- GIVEN INFORMATION:
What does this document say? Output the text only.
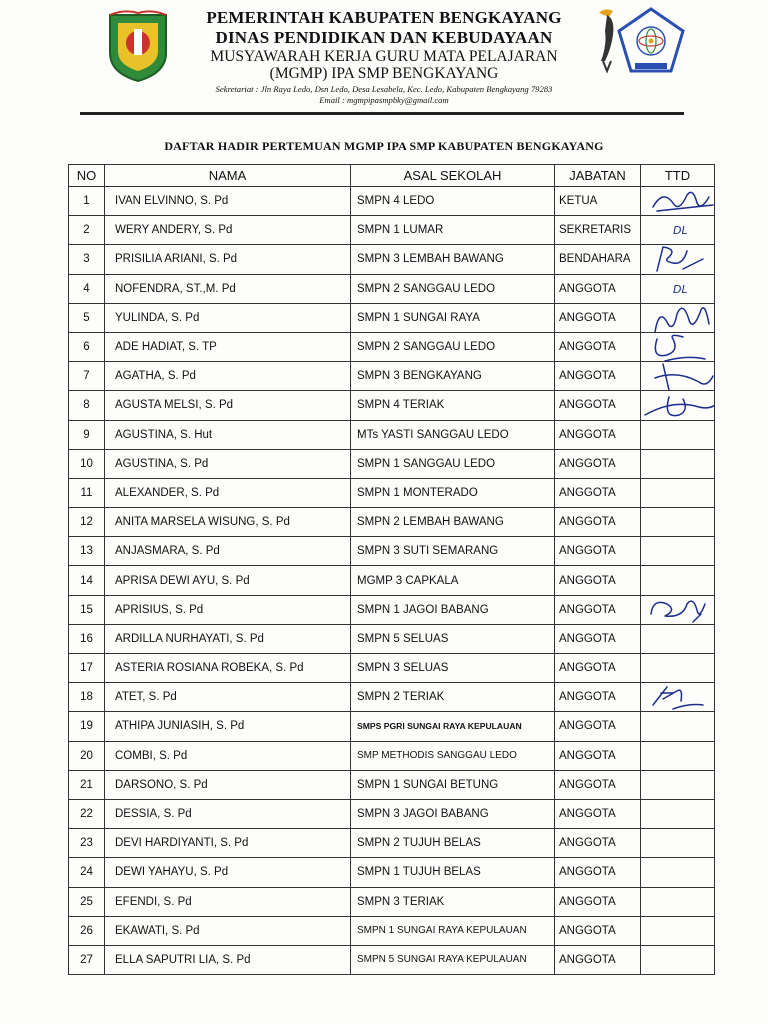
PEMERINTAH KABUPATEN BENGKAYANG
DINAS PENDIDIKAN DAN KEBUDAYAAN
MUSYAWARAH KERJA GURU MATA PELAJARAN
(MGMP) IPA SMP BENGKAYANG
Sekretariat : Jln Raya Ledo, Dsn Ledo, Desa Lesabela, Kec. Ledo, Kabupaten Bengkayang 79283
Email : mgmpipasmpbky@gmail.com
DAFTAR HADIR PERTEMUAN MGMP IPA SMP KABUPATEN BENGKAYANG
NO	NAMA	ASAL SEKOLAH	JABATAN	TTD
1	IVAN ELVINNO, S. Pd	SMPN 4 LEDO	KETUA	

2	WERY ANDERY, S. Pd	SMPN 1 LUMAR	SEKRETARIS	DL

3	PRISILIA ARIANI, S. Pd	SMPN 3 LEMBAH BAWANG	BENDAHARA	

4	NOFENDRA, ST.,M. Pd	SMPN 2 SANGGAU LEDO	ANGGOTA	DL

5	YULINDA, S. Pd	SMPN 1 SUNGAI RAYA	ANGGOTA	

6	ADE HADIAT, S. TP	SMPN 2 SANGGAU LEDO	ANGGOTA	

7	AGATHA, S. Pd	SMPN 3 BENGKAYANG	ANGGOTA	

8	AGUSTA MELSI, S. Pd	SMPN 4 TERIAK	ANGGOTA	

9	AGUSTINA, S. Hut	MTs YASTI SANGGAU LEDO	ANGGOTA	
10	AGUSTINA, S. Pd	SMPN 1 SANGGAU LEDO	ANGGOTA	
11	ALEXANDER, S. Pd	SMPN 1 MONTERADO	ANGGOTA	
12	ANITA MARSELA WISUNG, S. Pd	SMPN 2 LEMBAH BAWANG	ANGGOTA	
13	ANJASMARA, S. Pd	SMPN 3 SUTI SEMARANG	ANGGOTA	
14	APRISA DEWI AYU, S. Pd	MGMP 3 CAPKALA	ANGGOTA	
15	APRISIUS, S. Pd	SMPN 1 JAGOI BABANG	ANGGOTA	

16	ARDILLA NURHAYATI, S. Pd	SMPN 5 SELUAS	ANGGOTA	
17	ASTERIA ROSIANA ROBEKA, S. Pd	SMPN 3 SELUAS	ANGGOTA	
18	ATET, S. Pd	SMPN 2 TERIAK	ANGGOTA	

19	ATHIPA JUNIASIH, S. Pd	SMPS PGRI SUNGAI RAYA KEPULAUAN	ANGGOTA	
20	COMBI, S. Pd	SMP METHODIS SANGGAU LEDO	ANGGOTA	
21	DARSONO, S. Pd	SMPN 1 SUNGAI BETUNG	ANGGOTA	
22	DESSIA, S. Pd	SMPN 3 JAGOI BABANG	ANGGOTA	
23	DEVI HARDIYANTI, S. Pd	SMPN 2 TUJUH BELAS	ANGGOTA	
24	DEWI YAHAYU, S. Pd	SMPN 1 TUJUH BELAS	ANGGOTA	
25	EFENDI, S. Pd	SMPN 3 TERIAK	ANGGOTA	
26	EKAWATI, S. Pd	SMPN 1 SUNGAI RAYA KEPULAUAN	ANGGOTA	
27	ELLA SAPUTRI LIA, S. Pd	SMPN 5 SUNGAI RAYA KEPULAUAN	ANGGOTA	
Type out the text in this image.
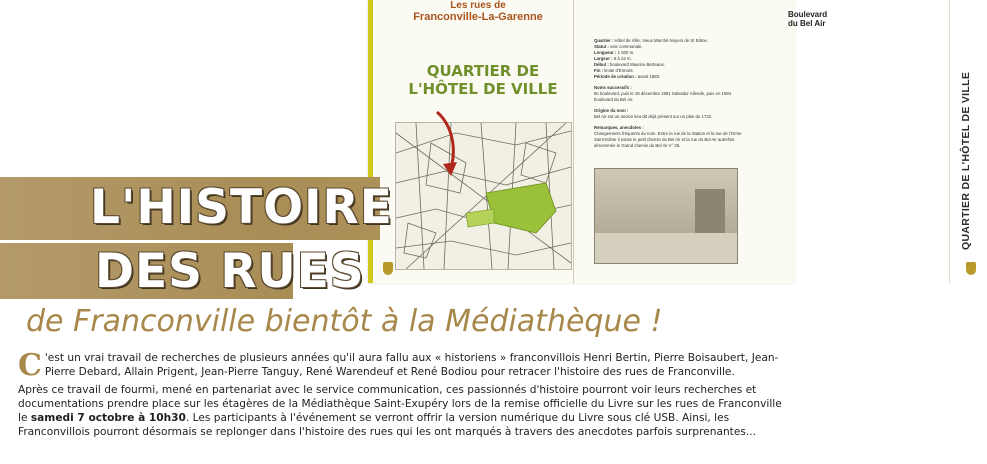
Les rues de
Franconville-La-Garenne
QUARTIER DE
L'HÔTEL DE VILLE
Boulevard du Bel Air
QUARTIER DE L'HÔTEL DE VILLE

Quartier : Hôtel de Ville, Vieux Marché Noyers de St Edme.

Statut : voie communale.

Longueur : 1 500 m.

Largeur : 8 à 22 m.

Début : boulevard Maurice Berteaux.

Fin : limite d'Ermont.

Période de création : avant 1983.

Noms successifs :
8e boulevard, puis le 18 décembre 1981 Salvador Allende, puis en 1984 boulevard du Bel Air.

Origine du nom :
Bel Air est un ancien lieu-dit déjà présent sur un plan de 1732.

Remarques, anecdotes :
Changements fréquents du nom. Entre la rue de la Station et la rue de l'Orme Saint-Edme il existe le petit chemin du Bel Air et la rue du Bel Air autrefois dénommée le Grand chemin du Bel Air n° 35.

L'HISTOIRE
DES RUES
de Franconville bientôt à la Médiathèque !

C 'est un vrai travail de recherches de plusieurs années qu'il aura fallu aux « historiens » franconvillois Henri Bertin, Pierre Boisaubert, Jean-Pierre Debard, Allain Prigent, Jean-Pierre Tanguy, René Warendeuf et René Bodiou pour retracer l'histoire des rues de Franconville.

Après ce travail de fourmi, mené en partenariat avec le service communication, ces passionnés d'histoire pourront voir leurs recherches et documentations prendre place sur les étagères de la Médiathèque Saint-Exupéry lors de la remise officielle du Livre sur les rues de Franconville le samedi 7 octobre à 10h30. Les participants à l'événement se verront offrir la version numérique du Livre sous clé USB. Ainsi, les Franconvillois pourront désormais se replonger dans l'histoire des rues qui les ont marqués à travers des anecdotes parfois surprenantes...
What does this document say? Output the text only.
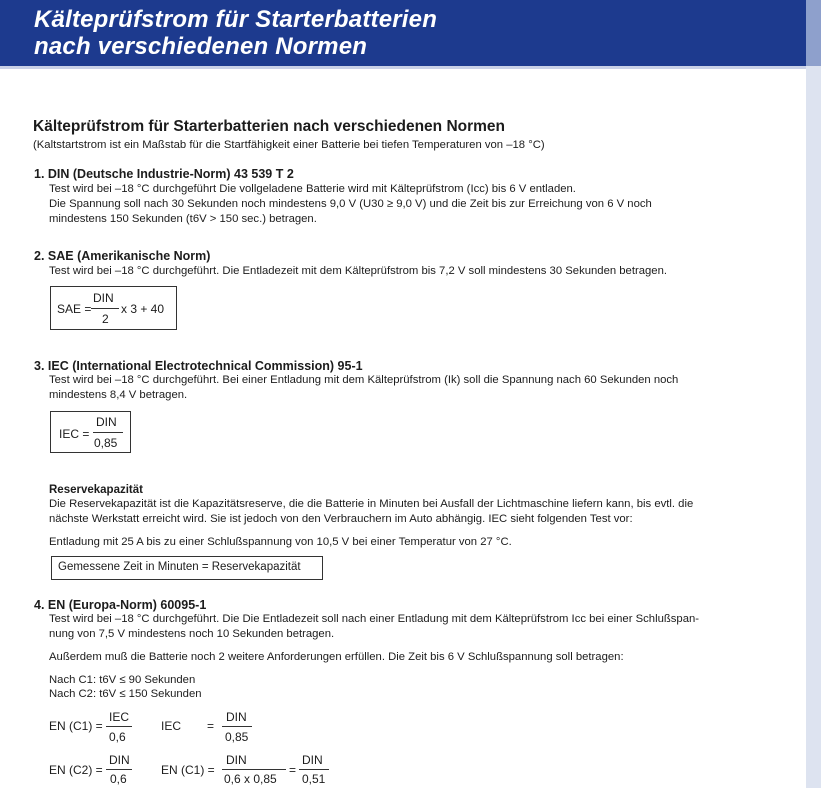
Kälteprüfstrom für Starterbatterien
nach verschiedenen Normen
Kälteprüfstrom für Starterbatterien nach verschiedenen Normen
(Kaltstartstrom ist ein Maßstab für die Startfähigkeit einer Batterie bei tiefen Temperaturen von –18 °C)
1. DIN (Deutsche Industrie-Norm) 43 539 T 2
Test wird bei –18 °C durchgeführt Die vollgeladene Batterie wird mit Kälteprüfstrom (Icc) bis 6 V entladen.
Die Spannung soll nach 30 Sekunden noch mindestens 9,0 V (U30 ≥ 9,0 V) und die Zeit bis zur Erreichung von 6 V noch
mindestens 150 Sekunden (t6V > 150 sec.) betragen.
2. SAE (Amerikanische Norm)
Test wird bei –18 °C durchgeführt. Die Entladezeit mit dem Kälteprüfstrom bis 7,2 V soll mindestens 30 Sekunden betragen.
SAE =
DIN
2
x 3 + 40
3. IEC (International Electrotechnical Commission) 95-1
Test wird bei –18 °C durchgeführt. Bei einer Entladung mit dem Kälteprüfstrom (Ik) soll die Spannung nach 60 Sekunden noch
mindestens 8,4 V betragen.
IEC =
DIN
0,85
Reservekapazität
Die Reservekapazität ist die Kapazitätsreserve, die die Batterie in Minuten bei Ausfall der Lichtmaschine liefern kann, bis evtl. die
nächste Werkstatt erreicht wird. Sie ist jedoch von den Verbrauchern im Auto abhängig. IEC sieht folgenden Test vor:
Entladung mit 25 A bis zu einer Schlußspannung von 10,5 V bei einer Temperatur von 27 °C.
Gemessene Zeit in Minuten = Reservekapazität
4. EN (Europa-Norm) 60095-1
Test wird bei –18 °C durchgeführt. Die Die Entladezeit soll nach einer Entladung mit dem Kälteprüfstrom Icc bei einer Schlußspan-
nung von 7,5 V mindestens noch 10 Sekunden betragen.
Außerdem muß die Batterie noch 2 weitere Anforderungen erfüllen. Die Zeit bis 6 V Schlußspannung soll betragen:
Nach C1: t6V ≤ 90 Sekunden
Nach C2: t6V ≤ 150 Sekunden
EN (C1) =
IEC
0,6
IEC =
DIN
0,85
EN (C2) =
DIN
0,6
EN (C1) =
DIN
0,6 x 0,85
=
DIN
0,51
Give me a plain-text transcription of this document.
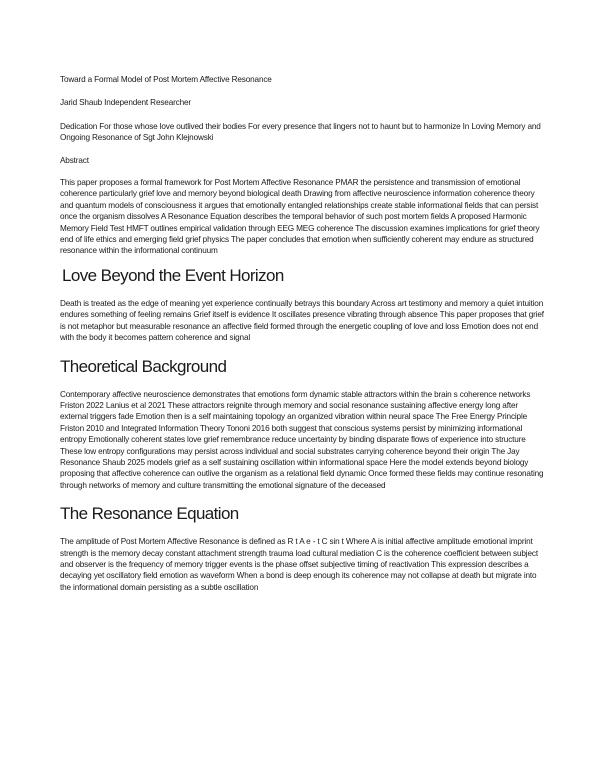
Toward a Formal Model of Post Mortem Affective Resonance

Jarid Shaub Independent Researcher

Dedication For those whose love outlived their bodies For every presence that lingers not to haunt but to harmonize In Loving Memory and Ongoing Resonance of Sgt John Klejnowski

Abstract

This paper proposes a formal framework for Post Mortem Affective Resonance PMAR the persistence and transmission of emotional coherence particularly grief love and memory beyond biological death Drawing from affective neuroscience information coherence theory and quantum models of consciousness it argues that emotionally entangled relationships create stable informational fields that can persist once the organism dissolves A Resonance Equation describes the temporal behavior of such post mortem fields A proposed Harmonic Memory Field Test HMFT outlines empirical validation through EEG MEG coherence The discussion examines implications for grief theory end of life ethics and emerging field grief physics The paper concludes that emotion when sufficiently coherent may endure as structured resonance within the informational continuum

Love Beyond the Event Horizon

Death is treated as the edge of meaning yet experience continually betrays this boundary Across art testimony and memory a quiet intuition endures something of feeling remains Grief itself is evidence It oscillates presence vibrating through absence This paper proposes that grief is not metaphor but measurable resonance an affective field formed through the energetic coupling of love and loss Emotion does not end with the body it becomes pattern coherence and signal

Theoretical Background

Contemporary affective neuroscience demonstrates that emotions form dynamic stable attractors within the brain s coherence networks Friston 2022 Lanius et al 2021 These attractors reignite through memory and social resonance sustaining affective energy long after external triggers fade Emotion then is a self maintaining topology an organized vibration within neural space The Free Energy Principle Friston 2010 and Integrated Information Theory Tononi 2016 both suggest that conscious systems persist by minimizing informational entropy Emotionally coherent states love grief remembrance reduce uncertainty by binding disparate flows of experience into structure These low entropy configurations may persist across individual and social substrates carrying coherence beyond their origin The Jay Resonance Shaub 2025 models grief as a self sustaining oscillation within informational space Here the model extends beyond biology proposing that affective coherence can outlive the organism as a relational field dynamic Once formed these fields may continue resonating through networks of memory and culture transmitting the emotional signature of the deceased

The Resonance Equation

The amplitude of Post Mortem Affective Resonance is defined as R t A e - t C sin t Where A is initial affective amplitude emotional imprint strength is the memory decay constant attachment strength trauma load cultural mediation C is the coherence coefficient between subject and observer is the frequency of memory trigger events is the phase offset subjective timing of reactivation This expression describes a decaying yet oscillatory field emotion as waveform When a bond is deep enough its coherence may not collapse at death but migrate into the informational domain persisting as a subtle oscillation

- GOAL:
Pull out the lines above in which the word "SUNGAI" appears.

- WRITTEN ANSWER:
5	YULINDA, S. Pd	SMPN 1 SUNGAI RAYA	ANGGOTA	
19	ATHIPA JUNIASIH, S. Pd	SMPS PGRI SUNGAI RAYA KEPULAUAN	ANGGOTA	
21	DARSONO, S. Pd	SMPN 1 SUNGAI BETUNG	ANGGOTA	
26	EKAWATI, S. Pd	SMPN 1 SUNGAI RAYA KEPULAUAN	ANGGOTA	
27	ELLA SAPUTRI LIA, S. Pd	SMPN 5 SUNGAI RAYA KEPULAUAN	ANGGOTA	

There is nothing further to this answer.